Stored records
________________________
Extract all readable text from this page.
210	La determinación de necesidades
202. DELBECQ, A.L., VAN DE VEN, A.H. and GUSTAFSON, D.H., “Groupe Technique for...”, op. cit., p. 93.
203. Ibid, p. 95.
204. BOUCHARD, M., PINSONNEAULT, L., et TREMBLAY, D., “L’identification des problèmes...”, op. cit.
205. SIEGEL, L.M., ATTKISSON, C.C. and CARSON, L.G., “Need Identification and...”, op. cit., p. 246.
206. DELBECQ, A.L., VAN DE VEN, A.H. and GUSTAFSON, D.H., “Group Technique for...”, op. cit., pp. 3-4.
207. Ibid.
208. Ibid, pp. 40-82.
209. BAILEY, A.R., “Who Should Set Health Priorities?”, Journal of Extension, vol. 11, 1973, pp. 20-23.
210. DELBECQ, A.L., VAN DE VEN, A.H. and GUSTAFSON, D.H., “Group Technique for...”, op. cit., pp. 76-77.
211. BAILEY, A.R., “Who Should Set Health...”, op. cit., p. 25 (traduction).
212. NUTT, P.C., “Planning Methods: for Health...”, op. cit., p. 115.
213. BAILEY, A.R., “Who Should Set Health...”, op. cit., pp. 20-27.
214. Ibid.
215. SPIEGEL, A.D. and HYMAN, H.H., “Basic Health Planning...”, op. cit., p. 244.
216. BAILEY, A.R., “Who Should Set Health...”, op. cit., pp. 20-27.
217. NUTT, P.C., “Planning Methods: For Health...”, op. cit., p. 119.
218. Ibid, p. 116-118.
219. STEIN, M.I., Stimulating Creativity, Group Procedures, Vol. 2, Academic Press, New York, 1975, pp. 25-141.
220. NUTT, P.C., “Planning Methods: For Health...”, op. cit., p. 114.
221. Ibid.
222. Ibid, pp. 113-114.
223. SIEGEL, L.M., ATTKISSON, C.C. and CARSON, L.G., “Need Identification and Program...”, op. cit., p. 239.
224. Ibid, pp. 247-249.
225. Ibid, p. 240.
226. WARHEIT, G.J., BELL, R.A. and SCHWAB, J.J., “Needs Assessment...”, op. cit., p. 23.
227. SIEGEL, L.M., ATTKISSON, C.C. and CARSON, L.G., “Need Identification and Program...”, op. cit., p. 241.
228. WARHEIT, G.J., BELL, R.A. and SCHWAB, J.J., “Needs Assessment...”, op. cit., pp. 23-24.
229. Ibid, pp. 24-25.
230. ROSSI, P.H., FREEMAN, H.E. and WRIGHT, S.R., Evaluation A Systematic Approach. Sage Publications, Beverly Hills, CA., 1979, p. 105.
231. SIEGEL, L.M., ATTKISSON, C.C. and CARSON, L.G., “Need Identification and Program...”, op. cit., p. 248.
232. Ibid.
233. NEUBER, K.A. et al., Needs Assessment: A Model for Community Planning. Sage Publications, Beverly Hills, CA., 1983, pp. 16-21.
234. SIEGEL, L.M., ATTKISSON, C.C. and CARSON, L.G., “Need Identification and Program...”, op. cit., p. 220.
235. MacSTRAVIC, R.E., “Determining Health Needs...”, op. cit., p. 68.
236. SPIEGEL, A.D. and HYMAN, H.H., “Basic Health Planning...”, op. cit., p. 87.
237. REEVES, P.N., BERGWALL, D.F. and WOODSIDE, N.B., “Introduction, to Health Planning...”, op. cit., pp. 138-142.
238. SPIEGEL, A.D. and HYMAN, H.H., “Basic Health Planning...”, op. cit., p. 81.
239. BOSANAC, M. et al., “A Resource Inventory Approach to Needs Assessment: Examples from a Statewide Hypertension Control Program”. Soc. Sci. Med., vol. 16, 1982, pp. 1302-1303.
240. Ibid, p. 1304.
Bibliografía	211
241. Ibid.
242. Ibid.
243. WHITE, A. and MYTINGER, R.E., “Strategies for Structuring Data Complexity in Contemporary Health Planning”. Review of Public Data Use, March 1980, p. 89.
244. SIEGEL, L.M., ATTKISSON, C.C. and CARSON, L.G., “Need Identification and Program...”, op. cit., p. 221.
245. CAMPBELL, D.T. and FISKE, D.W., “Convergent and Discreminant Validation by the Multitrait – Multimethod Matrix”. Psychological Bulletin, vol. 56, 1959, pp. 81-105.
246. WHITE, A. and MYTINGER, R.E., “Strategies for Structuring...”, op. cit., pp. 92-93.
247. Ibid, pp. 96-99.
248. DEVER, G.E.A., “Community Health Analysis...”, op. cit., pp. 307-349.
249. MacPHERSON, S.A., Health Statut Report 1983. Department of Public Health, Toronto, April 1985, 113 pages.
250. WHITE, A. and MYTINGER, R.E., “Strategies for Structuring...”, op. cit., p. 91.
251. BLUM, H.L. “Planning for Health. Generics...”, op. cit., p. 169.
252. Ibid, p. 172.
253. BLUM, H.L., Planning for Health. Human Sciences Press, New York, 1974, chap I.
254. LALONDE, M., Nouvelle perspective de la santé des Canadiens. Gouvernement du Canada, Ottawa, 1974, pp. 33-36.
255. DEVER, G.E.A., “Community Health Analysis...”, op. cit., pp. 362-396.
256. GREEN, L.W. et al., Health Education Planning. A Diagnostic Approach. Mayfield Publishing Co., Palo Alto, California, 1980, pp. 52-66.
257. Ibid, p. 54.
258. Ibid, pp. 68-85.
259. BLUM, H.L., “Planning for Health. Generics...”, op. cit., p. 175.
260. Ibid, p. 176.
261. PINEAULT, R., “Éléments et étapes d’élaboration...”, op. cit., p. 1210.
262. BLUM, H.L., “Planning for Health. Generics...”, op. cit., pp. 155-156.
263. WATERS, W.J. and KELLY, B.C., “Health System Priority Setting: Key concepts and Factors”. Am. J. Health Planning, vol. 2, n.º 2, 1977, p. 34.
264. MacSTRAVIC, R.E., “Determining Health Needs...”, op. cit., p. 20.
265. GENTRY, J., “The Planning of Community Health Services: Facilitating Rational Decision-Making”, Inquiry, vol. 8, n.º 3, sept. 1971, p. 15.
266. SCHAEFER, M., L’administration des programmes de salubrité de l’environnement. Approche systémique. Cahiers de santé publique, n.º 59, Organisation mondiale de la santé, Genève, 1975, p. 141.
________________________
Exercise description:
Write the entries again, exactly as they stand.

Exercise response:
Extract all readable text from this page.
210	La determinación de necesidades
202. DELBECQ, A.L., VAN DE VEN, A.H. and GUSTAFSON, D.H., “Groupe Technique for...”, op. cit., p. 93.
203. Ibid, p. 95.
204. BOUCHARD, M., PINSONNEAULT, L., et TREMBLAY, D., “L’identification des problèmes...”, op. cit.
205. SIEGEL, L.M., ATTKISSON, C.C. and CARSON, L.G., “Need Identification and...”, op. cit., p. 246.
206. DELBECQ, A.L., VAN DE VEN, A.H. and GUSTAFSON, D.H., “Group Technique for...”, op. cit., pp. 3-4.
207. Ibid.
208. Ibid, pp. 40-82.
209. BAILEY, A.R., “Who Should Set Health Priorities?”, Journal of Extension, vol. 11, 1973, pp. 20-23.
210. DELBECQ, A.L., VAN DE VEN, A.H. and GUSTAFSON, D.H., “Group Technique for...”, op. cit., pp. 76-77.
211. BAILEY, A.R., “Who Should Set Health...”, op. cit., p. 25 (traduction).
212. NUTT, P.C., “Planning Methods: for Health...”, op. cit., p. 115.
213. BAILEY, A.R., “Who Should Set Health...”, op. cit., pp. 20-27.
214. Ibid.
215. SPIEGEL, A.D. and HYMAN, H.H., “Basic Health Planning...”, op. cit., p. 244.
216. BAILEY, A.R., “Who Should Set Health...”, op. cit., pp. 20-27.
217. NUTT, P.C., “Planning Methods: For Health...”, op. cit., p. 119.
218. Ibid, p. 116-118.
219. STEIN, M.I., Stimulating Creativity, Group Procedures, Vol. 2, Academic Press, New York, 1975, pp. 25-141.
220. NUTT, P.C., “Planning Methods: For Health...”, op. cit., p. 114.
221. Ibid.
222. Ibid, pp. 113-114.
223. SIEGEL, L.M., ATTKISSON, C.C. and CARSON, L.G., “Need Identification and Program...”, op. cit., p. 239.
224. Ibid, pp. 247-249.
225. Ibid, p. 240.
226. WARHEIT, G.J., BELL, R.A. and SCHWAB, J.J., “Needs Assessment...”, op. cit., p. 23.
227. SIEGEL, L.M., ATTKISSON, C.C. and CARSON, L.G., “Need Identification and Program...”, op. cit., p. 241.
228. WARHEIT, G.J., BELL, R.A. and SCHWAB, J.J., “Needs Assessment...”, op. cit., pp. 23-24.
229. Ibid, pp. 24-25.
230. ROSSI, P.H., FREEMAN, H.E. and WRIGHT, S.R., Evaluation A Systematic Approach. Sage Publications, Beverly Hills, CA., 1979, p. 105.
231. SIEGEL, L.M., ATTKISSON, C.C. and CARSON, L.G., “Need Identification and Program...”, op. cit., p. 248.
232. Ibid.
233. NEUBER, K.A. et al., Needs Assessment: A Model for Community Planning. Sage Publications, Beverly Hills, CA., 1983, pp. 16-21.
234. SIEGEL, L.M., ATTKISSON, C.C. and CARSON, L.G., “Need Identification and Program...”, op. cit., p. 220.
235. MacSTRAVIC, R.E., “Determining Health Needs...”, op. cit., p. 68.
236. SPIEGEL, A.D. and HYMAN, H.H., “Basic Health Planning...”, op. cit., p. 87.
237. REEVES, P.N., BERGWALL, D.F. and WOODSIDE, N.B., “Introduction, to Health Planning...”, op. cit., pp. 138-142.
238. SPIEGEL, A.D. and HYMAN, H.H., “Basic Health Planning...”, op. cit., p. 81.
239. BOSANAC, M. et al., “A Resource Inventory Approach to Needs Assessment: Examples from a Statewide Hypertension Control Program”. Soc. Sci. Med., vol. 16, 1982, pp. 1302-1303.
240. Ibid, p. 1304.
Bibliografía	211
241. Ibid.
242. Ibid.
243. WHITE, A. and MYTINGER, R.E., “Strategies for Structuring Data Complexity in Contemporary Health Planning”. Review of Public Data Use, March 1980, p. 89.
244. SIEGEL, L.M., ATTKISSON, C.C. and CARSON, L.G., “Need Identification and Program...”, op. cit., p. 221.
245. CAMPBELL, D.T. and FISKE, D.W., “Convergent and Discreminant Validation by the Multitrait – Multimethod Matrix”. Psychological Bulletin, vol. 56, 1959, pp. 81-105.
246. WHITE, A. and MYTINGER, R.E., “Strategies for Structuring...”, op. cit., pp. 92-93.
247. Ibid, pp. 96-99.
248. DEVER, G.E.A., “Community Health Analysis...”, op. cit., pp. 307-349.
249. MacPHERSON, S.A., Health Statut Report 1983. Department of Public Health, Toronto, April 1985, 113 pages.
250. WHITE, A. and MYTINGER, R.E., “Strategies for Structuring...”, op. cit., p. 91.
251. BLUM, H.L. “Planning for Health. Generics...”, op. cit., p. 169.
252. Ibid, p. 172.
253. BLUM, H.L., Planning for Health. Human Sciences Press, New York, 1974, chap I.
254. LALONDE, M., Nouvelle perspective de la santé des Canadiens. Gouvernement du Canada, Ottawa, 1974, pp. 33-36.
255. DEVER, G.E.A., “Community Health Analysis...”, op. cit., pp. 362-396.
256. GREEN, L.W. et al., Health Education Planning. A Diagnostic Approach. Mayfield Publishing Co., Palo Alto, California, 1980, pp. 52-66.
257. Ibid, p. 54.
258. Ibid, pp. 68-85.
259. BLUM, H.L., “Planning for Health. Generics...”, op. cit., p. 175.
260. Ibid, p. 176.
261. PINEAULT, R., “Éléments et étapes d’élaboration...”, op. cit., p. 1210.
262. BLUM, H.L., “Planning for Health. Generics...”, op. cit., pp. 155-156.
263. WATERS, W.J. and KELLY, B.C., “Health System Priority Setting: Key concepts and Factors”. Am. J. Health Planning, vol. 2, n.º 2, 1977, p. 34.
264. MacSTRAVIC, R.E., “Determining Health Needs...”, op. cit., p. 20.
265. GENTRY, J., “The Planning of Community Health Services: Facilitating Rational Decision-Making”, Inquiry, vol. 8, n.º 3, sept. 1971, p. 15.
266. SCHAEFER, M., L’administration des programmes de salubrité de l’environnement. Approche systémique. Cahiers de santé publique, n.º 59, Organisation mondiale de la santé, Genève, 1975, p. 141.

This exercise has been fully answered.